Task brief
Reply with one number: the count of lines in the records below that hold "handle".
>> Begin Material provided
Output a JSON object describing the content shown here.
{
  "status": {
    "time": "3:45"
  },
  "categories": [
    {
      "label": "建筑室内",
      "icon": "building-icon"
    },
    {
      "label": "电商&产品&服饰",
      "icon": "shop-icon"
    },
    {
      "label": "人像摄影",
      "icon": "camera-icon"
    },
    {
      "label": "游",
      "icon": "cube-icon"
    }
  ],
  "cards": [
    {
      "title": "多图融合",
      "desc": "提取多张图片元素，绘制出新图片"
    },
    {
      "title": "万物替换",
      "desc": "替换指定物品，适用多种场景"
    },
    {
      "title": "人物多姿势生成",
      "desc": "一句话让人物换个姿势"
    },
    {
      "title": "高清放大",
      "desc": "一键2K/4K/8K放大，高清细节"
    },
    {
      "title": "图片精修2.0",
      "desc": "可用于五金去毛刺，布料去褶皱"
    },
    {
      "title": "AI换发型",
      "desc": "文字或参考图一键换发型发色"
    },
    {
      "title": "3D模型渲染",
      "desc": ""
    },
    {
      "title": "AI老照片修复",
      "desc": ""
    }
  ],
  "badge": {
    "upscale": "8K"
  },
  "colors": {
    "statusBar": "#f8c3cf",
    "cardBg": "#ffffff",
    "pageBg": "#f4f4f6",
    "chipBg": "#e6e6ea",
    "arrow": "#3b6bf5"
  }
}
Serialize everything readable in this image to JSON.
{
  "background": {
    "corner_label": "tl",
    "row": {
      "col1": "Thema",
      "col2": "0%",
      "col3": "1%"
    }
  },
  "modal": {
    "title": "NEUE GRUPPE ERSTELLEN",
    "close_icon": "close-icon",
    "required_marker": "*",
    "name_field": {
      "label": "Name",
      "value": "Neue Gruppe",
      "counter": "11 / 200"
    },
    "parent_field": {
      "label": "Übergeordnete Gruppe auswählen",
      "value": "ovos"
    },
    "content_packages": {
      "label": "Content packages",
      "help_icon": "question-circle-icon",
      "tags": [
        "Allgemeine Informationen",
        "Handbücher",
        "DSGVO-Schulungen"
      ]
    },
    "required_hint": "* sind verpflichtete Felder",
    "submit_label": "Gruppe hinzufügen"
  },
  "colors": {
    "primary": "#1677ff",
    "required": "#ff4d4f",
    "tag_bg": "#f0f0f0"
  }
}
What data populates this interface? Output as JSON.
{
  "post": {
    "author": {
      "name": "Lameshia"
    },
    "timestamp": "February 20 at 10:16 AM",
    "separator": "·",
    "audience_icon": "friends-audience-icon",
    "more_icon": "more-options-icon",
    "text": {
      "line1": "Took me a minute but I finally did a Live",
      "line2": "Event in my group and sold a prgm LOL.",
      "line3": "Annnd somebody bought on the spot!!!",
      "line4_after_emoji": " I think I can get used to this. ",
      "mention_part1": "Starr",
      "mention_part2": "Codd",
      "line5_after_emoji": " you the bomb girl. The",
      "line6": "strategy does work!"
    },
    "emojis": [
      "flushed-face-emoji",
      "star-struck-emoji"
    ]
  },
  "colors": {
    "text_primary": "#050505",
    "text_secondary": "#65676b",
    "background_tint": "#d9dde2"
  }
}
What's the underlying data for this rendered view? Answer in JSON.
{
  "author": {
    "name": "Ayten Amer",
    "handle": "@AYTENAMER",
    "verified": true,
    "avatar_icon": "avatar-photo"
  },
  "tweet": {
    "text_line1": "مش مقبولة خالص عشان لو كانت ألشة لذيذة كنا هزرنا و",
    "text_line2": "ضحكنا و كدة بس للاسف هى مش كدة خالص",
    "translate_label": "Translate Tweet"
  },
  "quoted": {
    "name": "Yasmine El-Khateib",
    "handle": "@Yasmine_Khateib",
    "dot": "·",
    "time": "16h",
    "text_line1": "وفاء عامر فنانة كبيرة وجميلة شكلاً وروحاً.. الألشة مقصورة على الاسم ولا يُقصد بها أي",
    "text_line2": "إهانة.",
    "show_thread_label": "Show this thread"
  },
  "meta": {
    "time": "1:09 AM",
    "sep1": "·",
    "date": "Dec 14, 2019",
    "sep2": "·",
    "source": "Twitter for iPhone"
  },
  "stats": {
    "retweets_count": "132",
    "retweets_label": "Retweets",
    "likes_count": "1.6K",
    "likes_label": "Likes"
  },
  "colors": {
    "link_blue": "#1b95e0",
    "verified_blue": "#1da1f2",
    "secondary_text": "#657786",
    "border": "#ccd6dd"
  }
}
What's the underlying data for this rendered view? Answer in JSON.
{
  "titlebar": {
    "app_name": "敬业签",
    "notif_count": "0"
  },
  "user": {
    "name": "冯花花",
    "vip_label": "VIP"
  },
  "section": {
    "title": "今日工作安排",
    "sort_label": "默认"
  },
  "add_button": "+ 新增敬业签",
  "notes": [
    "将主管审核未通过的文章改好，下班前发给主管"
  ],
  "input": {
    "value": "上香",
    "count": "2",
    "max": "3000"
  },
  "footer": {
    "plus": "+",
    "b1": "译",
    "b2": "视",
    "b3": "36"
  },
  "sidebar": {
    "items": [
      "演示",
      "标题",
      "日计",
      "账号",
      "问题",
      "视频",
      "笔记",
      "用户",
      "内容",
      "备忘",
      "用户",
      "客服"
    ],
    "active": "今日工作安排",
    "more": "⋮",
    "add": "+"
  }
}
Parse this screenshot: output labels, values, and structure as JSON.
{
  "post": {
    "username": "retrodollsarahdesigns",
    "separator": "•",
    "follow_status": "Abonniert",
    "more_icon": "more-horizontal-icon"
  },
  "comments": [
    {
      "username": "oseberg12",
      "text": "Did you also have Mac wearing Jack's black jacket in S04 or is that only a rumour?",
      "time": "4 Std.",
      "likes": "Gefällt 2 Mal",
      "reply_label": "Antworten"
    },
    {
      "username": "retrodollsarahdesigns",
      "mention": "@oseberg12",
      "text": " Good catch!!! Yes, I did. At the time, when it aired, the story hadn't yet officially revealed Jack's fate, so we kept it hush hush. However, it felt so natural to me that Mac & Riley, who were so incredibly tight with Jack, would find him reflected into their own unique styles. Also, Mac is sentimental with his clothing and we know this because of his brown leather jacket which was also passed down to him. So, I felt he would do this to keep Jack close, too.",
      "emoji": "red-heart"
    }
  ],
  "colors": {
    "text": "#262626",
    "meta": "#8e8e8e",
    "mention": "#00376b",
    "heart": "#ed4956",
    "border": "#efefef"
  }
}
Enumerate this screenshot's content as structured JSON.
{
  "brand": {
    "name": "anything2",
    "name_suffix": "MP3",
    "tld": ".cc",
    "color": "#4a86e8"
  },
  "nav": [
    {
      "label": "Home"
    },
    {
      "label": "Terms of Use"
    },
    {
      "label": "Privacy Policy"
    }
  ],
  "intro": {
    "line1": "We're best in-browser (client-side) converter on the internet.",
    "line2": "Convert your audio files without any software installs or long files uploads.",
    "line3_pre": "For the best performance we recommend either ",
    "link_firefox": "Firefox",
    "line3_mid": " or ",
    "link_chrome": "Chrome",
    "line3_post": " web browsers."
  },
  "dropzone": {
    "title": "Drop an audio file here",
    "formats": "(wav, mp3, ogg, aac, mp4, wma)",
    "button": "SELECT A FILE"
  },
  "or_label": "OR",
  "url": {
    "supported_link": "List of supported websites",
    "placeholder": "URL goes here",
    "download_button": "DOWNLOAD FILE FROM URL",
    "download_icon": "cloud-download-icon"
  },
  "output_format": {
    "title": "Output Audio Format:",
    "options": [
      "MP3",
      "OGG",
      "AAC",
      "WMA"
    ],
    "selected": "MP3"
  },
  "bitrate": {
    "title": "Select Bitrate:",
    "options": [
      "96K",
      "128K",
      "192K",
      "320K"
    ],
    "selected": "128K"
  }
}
>> End Material provided
Exercise response
2